= Recorded information =
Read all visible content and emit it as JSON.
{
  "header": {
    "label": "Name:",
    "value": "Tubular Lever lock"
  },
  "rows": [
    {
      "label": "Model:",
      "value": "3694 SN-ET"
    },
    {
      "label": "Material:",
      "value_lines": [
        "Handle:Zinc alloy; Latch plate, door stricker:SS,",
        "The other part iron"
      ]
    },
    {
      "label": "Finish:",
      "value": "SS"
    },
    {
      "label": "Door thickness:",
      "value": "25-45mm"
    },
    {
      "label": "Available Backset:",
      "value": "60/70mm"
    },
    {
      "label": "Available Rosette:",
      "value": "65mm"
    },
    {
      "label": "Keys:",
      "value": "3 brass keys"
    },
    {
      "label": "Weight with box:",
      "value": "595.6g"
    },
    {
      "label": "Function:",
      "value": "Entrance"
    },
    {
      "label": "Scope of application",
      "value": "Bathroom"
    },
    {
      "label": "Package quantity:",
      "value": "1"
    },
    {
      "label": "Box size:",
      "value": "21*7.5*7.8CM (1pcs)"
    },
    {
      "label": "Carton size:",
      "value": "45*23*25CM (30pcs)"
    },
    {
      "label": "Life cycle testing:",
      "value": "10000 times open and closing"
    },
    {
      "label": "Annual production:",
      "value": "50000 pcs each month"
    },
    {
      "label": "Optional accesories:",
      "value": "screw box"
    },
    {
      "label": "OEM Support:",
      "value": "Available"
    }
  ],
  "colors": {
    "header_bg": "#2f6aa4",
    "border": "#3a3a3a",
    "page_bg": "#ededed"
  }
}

= Exercise aim =
Without leaving anything out, give the entries again exactly.

= Reply to the task =
Read all visible content and emit it as JSON.
{
  "header": {
    "label": "Name:",
    "value": "Tubular Lever lock"
  },
  "rows": [
    {
      "label": "Model:",
      "value": "3694 SN-ET"
    },
    {
      "label": "Material:",
      "value_lines": [
        "Handle:Zinc alloy; Latch plate, door stricker:SS,",
        "The other part iron"
      ]
    },
    {
      "label": "Finish:",
      "value": "SS"
    },
    {
      "label": "Door thickness:",
      "value": "25-45mm"
    },
    {
      "label": "Available Backset:",
      "value": "60/70mm"
    },
    {
      "label": "Available Rosette:",
      "value": "65mm"
    },
    {
      "label": "Keys:",
      "value": "3 brass keys"
    },
    {
      "label": "Weight with box:",
      "value": "595.6g"
    },
    {
      "label": "Function:",
      "value": "Entrance"
    },
    {
      "label": "Scope of application",
      "value": "Bathroom"
    },
    {
      "label": "Package quantity:",
      "value": "1"
    },
    {
      "label": "Box size:",
      "value": "21*7.5*7.8CM (1pcs)"
    },
    {
      "label": "Carton size:",
      "value": "45*23*25CM (30pcs)"
    },
    {
      "label": "Life cycle testing:",
      "value": "10000 times open and closing"
    },
    {
      "label": "Annual production:",
      "value": "50000 pcs each month"
    },
    {
      "label": "Optional accesories:",
      "value": "screw box"
    },
    {
      "label": "OEM Support:",
      "value": "Available"
    }
  ],
  "colors": {
    "header_bg": "#2f6aa4",
    "border": "#3a3a3a",
    "page_bg": "#ededed"
  }
}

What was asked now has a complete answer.